Logo Questions Linux Laravel Mysql Ubuntu Git Menu
 

Date format issue with POI XSSF and SAX (Event API)

I am using POI's Event API to process large volume of records without any memory foot print issues. Here is the refernce for it.

When i processing XLSX sheet, i am getting different format of Date value than specified format in excel sheet. Date format for a column in excel sheet is 'dd-mm-yyyy' where as I am getting the value in 'mm/dd/yy' format.

Can some one tell me how to get the actual format given in excel sheet. Reference of code snippet is given below.

ContentHandler handler = new XSSFSheetXMLHandler(styles, strings,
          new SheetContentsHandler() {
            public void startRow(int rowNum) {
            }
            public void endRow() {
            }
            public void cell(String cellReference, String formattedValue) {
                  System.out.println(formattedValue);
                } catch (IOException e) {
                    System.out.println(
                      "Exception during file writing");
                }
              }

Getting formmatedValue in cell method for date column is like 'mm/dd/yy' and hence i cant able to do the validations properly in my pl/sql program.

like image 610
janasainik Avatar asked Dec 12 '25 22:12

janasainik


2 Answers

Two points to keep in mind:

  1. The original Excel cell may have a format that doesn't work for you or may be formatted as general text.
  2. You may want to control exactly how dates, times or numeric values are formatted.

Another way to control the formatting of date, and other numeric values is to provide your own custom DataFormatter extending org.apache.poi.ss.usermodel.DataFormatter.

- RAW DATA -
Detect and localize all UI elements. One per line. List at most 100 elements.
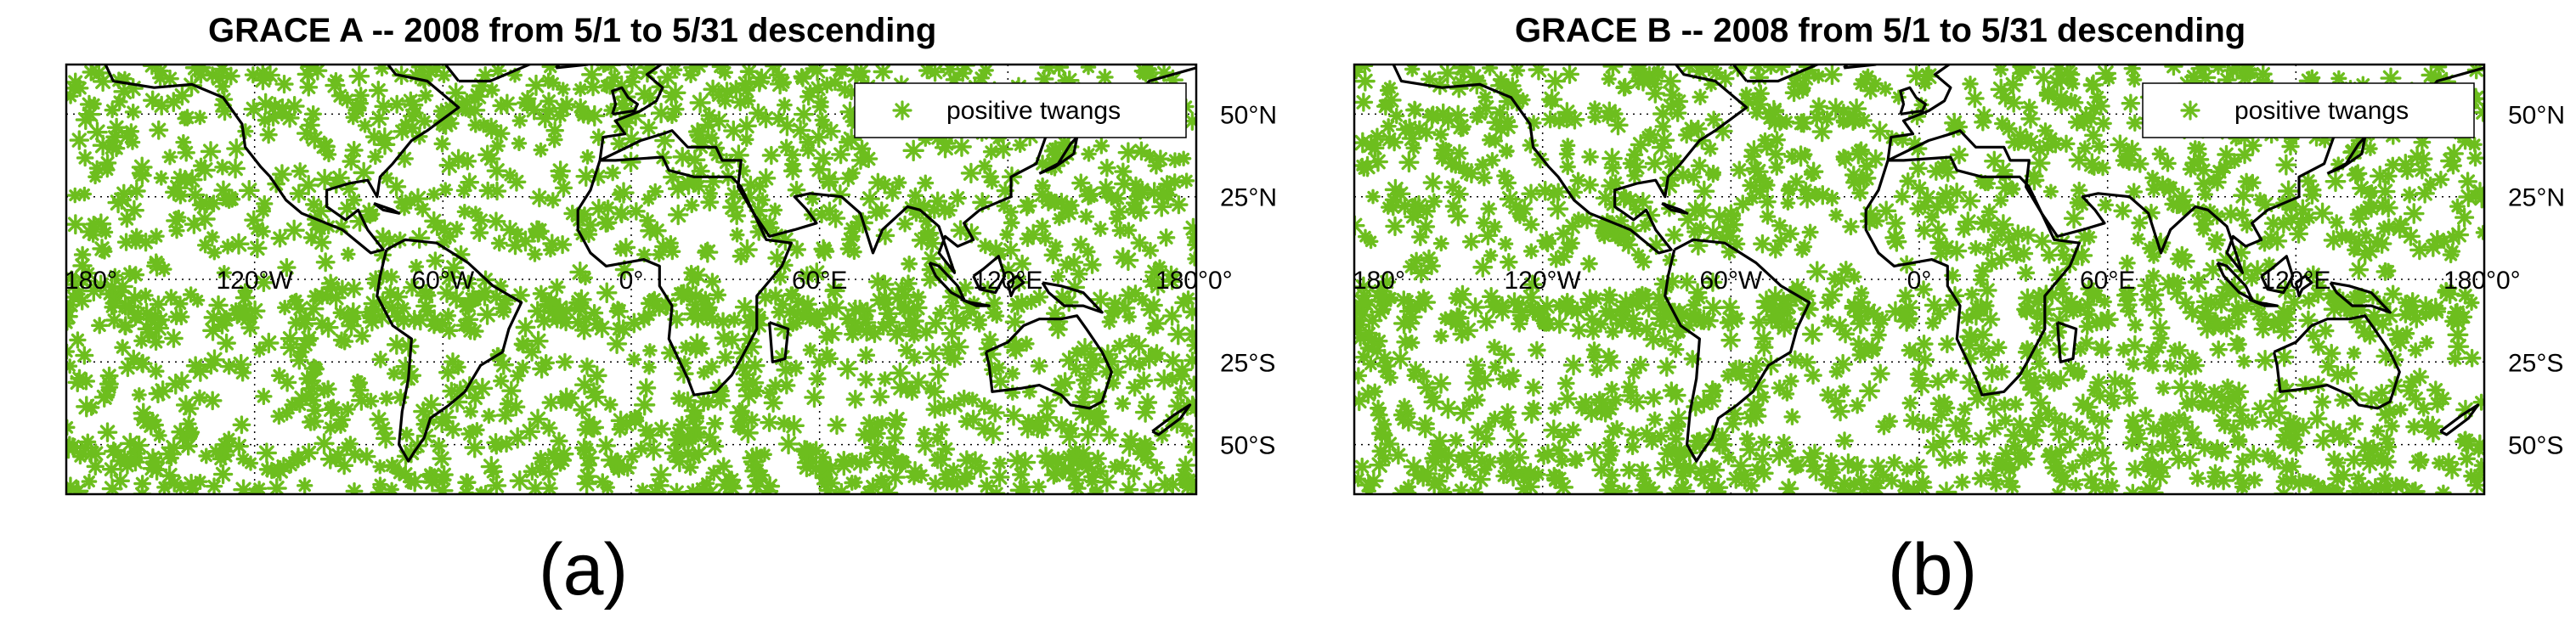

- TASK TO COMPLETE -
Print the section of the POI date format thread above starting at "Date format issue" and ending at "refernce for it.", reproducing it word for word.

- RESULT BELOW -
Date format issue with POI XSSF and SAX (Event API)

I am using POI's Event API to process large volume of records without any memory foot print issues. Here is the refernce for it.